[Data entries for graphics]
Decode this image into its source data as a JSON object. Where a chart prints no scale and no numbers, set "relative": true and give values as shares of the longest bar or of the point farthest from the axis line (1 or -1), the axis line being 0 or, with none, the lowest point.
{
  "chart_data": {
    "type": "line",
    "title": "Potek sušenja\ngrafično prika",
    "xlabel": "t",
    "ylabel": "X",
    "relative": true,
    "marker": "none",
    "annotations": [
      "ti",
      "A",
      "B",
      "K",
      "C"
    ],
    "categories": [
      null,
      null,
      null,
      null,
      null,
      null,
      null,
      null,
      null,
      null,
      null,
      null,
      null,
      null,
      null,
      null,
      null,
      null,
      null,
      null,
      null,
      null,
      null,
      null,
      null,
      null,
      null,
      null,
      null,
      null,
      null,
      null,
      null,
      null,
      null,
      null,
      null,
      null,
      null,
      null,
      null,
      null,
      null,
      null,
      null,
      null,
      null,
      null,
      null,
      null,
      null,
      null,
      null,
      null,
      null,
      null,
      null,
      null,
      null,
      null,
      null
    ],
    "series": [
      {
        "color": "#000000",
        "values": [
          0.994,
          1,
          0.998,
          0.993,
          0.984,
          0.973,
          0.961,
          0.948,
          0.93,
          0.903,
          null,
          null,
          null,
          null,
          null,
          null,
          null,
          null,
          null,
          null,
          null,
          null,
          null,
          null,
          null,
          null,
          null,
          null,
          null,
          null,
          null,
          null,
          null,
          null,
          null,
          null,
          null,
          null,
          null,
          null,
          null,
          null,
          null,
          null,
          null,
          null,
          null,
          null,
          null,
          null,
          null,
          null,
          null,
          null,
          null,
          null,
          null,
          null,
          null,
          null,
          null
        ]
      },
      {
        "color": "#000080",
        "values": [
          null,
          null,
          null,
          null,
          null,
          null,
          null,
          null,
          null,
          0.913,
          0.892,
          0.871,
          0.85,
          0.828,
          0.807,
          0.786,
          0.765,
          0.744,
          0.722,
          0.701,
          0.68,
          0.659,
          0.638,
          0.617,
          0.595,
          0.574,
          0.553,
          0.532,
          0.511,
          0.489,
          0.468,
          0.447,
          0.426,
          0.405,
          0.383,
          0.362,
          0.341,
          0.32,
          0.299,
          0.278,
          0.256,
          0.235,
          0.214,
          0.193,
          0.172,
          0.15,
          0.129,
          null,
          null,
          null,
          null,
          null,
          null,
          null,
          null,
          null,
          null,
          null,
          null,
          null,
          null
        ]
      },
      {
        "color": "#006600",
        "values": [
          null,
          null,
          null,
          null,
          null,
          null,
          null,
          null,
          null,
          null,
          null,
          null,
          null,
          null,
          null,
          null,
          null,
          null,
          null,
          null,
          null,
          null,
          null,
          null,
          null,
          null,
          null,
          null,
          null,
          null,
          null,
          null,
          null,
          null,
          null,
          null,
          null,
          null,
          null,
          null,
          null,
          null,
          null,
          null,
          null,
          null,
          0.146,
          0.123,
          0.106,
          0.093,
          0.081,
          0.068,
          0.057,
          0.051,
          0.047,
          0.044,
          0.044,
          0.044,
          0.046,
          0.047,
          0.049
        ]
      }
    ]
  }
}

# Task
Count the lines above in which the word "true" appears, then state only that count.

# Expected answer
2